Source text
::::::::

English Amiga Board


Go Back   English Amiga Board > Coders > Coders. Asm / Hardware

 
 
Thread Tools
Old 27 August 2018, 15:32   #241
roondar
Registered User

 
Join Date: Jul 2015
Location: The Netherlands
Posts: 1,297
Quote:
Originally Posted by plasmab View Post
Indeed. The 020 doesn’t waste cycles so the chipset will be inserting waits.. as it should. It won’t wait accessing fastram though. The plain 68K would still access fastram like there was interleaved stuff going on.

This is the entire point.
I still don't really agree.

Which is to say, I do agree the CPU has large cycle counts per instruction, but I don't agree that the memory fetch is the only reason why this is. This is not to say the memory fetch is fast, but I don't agree that improving it the way you've suggested (i.e. memory bus = 1 cycle per word instead of 4) would've actually sped up the CPU all that much, if at all, given how the 68000 goes about executing instructions.

The TL;DR version of the stuff below is: the 68000's prefetch means that improving RAM accesses (even when you get it as low as 1 cycle per access) is only viable if the rest of the CPU is also radically changed, because it in reality uses most (if not all) of the 4 cycle period for internal processing of instructions and requires more than 4 cycles to do so for more complicated instructions.

As for why this post got so long, well... I kinda got carried away. Some part of me finds this all way too interesting to be healthy

Long stuff follows:
My point here is that the 68000 does prefetching (read more here: http://pasti.fxatari.com/68kdocs/68kPrefetch.html). It can read and decode the next instruction while the current one is being executed. This means that during a 4 cycle memory fetch the CPU also executes the current instruction, unless more memory needs to be fetched.

As a very simple example (from the link above):
Quote:

Before anything else the NOP opcode needs to be fetched. Every 68000 bus access requires a minimum of four machine cycles. So nothing could be done for four full cycles. Then the opcode needs to be decoded. This would require another two cycles. And finally the instruction would be executed. In this case it would be just to update the PC and would take another two cycles (every 68000 internal processing requires at least two machine cycles). Note that no step could be performed before the previous one is finished.


So a NOP would have taken 8 cycles, twice as much as it really requires thanks to the prefetch.
Note here that even the simplest of instructions takes 4 internal cycles which all execute while the processor is also busy fetching new data. This essentially means that even if we could shorten the memory access per word to just 1 cycle, the NOP above would still take four cycles because the rest of the CPU can't execute it any faster and is already running concurrently with the fetch.

For me this leads to some conclusions/points/questions:
1) any 4 cycle instruction is not going to be sped up no matter what is changed to the memory interface because the 68000 spends at least that many cycles internally executing even the simplest of instructions (see prefetch document and the NOP example above).

Now, there are not many 4 cylce instructions, but in practice they are rather common in code.

::::::::

Data rows
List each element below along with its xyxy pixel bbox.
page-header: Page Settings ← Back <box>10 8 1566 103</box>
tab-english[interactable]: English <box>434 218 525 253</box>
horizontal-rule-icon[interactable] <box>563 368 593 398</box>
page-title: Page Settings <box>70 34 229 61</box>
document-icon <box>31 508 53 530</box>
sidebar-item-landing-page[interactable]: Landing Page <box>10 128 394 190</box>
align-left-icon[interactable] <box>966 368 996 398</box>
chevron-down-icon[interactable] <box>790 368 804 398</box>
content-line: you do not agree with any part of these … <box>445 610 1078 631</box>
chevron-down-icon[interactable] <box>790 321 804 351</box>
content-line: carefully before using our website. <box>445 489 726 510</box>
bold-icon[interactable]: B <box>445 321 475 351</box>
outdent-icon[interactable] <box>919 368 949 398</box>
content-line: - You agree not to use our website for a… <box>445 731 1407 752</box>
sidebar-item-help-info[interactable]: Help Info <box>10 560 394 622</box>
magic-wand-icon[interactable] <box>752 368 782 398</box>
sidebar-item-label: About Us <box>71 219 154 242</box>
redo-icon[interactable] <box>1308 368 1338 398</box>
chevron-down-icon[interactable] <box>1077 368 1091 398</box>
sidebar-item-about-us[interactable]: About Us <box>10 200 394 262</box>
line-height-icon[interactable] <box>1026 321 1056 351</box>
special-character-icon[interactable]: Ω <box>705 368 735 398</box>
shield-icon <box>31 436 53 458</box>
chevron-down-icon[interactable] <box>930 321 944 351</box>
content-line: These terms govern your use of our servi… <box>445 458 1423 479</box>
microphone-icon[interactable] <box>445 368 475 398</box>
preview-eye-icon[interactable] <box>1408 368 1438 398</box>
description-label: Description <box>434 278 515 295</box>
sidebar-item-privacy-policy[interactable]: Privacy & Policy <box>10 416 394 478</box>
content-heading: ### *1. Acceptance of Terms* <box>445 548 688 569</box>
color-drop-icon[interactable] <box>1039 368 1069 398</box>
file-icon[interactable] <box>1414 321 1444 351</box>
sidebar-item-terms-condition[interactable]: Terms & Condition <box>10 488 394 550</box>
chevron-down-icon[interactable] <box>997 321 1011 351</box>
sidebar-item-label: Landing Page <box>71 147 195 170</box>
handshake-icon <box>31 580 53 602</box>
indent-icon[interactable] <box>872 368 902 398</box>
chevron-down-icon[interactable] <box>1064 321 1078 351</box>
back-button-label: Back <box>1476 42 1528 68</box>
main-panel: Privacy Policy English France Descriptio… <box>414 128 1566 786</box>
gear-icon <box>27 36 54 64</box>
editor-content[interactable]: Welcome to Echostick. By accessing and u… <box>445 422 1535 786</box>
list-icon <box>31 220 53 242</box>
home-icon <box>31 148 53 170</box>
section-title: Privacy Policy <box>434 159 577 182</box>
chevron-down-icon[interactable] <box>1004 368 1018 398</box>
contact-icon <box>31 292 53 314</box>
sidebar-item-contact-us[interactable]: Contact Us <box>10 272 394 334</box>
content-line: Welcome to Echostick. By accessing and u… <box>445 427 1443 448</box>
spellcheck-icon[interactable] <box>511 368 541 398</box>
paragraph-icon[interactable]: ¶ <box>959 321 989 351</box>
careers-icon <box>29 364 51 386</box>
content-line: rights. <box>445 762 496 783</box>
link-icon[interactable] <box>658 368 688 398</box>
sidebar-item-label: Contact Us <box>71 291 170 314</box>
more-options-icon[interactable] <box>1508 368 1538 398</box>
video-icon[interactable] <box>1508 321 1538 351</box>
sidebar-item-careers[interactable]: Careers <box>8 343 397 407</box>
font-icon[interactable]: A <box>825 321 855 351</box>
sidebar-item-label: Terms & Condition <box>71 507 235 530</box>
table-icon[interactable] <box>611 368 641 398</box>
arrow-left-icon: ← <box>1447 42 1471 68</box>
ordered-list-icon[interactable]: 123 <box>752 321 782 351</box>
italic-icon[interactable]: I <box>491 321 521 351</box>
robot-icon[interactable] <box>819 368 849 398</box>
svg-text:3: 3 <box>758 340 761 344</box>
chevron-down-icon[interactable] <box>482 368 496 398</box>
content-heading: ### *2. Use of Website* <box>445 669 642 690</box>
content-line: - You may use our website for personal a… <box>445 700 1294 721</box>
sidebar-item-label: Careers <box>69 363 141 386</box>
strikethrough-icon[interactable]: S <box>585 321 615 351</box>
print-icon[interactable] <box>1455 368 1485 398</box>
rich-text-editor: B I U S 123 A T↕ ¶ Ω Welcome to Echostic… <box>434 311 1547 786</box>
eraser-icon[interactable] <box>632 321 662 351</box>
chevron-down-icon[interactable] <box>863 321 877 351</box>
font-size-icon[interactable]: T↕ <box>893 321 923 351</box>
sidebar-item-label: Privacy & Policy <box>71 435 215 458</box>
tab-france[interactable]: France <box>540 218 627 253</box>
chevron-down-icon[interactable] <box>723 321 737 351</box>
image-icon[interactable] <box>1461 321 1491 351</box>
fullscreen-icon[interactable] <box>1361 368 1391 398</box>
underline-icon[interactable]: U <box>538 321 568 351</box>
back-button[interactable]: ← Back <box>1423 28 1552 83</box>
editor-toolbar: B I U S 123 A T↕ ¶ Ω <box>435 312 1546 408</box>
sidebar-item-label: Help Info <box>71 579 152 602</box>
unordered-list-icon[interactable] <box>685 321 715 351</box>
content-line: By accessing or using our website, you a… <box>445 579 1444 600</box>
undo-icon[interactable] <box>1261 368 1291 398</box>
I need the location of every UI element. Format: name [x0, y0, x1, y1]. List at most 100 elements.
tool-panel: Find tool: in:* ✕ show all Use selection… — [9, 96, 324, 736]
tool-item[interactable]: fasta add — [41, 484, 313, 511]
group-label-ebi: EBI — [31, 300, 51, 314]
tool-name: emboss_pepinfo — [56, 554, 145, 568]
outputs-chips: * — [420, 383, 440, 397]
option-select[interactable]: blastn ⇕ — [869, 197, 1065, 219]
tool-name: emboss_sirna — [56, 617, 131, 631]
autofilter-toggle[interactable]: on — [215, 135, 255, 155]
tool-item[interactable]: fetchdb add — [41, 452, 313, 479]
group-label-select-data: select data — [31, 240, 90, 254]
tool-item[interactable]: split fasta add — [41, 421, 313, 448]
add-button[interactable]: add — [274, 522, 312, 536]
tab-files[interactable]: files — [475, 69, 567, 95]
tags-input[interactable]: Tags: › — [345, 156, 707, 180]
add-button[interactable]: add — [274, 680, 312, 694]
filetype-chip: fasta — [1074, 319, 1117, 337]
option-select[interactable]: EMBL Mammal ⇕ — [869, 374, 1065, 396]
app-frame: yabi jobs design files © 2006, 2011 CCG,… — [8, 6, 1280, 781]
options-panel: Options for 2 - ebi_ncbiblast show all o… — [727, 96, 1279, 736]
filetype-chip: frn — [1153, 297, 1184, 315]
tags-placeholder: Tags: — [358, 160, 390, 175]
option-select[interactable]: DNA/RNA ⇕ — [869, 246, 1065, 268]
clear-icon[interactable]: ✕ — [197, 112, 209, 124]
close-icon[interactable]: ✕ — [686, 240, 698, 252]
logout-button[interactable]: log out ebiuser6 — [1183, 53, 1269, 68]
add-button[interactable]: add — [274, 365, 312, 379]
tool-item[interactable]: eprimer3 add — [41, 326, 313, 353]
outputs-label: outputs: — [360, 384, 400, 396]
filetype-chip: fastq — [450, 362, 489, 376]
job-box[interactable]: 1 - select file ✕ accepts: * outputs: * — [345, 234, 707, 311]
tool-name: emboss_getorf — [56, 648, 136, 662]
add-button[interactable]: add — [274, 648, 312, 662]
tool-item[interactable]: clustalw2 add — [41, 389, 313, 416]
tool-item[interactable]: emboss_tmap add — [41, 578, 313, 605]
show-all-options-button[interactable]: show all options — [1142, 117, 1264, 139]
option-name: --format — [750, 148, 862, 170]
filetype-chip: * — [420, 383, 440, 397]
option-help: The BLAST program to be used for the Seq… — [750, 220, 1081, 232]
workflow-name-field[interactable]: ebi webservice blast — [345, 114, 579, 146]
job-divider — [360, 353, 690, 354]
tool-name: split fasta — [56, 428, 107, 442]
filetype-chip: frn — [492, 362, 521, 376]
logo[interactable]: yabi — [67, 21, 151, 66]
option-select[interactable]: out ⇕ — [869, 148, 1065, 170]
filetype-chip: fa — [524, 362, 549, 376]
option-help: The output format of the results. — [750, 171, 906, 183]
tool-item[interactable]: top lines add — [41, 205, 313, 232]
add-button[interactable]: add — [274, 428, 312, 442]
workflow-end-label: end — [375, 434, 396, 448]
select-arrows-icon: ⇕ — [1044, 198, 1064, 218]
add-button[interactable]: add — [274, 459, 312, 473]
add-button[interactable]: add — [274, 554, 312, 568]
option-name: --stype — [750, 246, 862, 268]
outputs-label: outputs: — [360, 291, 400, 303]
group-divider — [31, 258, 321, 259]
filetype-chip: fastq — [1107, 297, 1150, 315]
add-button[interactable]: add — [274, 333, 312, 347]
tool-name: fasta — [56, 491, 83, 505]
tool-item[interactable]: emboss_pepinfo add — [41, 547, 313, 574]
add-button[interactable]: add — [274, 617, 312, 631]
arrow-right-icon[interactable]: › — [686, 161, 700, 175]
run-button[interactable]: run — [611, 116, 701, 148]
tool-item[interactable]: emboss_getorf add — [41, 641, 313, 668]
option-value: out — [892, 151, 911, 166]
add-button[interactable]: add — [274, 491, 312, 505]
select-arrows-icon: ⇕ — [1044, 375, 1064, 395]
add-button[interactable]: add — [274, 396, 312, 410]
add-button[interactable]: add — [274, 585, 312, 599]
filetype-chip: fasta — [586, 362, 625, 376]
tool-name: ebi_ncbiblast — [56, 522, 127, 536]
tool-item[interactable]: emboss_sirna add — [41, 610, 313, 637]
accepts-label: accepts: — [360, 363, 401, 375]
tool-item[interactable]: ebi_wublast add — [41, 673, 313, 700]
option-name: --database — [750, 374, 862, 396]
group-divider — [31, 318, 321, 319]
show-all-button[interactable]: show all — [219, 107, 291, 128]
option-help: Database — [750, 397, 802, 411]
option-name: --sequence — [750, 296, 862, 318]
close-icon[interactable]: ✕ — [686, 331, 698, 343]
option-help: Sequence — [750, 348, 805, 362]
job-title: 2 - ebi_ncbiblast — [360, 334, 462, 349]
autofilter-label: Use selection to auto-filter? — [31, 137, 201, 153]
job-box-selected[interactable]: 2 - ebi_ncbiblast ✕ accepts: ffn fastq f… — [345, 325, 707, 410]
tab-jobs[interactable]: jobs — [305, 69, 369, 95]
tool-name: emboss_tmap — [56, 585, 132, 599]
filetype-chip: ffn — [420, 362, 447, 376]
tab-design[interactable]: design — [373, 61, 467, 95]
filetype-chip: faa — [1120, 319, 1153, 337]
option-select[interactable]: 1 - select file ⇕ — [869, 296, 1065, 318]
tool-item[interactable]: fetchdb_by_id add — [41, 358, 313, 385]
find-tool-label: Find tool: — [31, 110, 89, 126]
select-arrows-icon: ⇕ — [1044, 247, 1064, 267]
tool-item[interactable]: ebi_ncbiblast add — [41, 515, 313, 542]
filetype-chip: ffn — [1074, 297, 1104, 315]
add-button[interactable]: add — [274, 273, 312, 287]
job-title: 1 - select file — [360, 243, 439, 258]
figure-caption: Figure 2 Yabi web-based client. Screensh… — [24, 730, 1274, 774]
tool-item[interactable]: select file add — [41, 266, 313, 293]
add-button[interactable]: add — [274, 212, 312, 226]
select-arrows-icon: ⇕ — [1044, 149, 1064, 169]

::::::::

Task requirements
a) According to the thread, what is the minimum number of machine cycles that every 68000 bus access requires?
b) For each statement, say whether it agrees with the thread, and quote the words that decide it: (i) The poster's location is given as the Netherlands. (ii) In the quoted passage, decoding the NOP opcode takes two cycles. (iii) The poster says 4 cycle instructions are rare in practical code.
c) Repeat the part of the thread starting at "So a NOP would" and ending at "common in code.".
Work from the thread alone, not from the listing.

Per-task answers
a) Four machine cycles.

b)
(i) Yes: "Location: The Netherlands"
(ii) Yes: "Then the opcode needs to be decoded. This would require another two cycles."
(iii) No: "but in practice they are rather common in code."

c)
So a NOP would have taken 8 cycles, twice as much as it really requires thanks to the prefetch.
Note here that even the simplest of instructions takes 4 internal cycles which all execute while the processor is also busy fetching new data. This essentially means that even if we could shorten the memory access per word to just 1 cycle, the NOP above would still take four cycles because the rest of the CPU can't execute it any faster and is already running concurrently with the fetch.

For me this leads to some conclusions/points/questions:
1) any 4 cycle instruction is not going to be sped up no matter what is changed to the memory interface because the 68000 spends at least that many cycles internally executing even the simplest of instructions (see prefetch document and the NOP example above).

Now, there are not many 4 cylce instructions, but in practice they are rather common in code.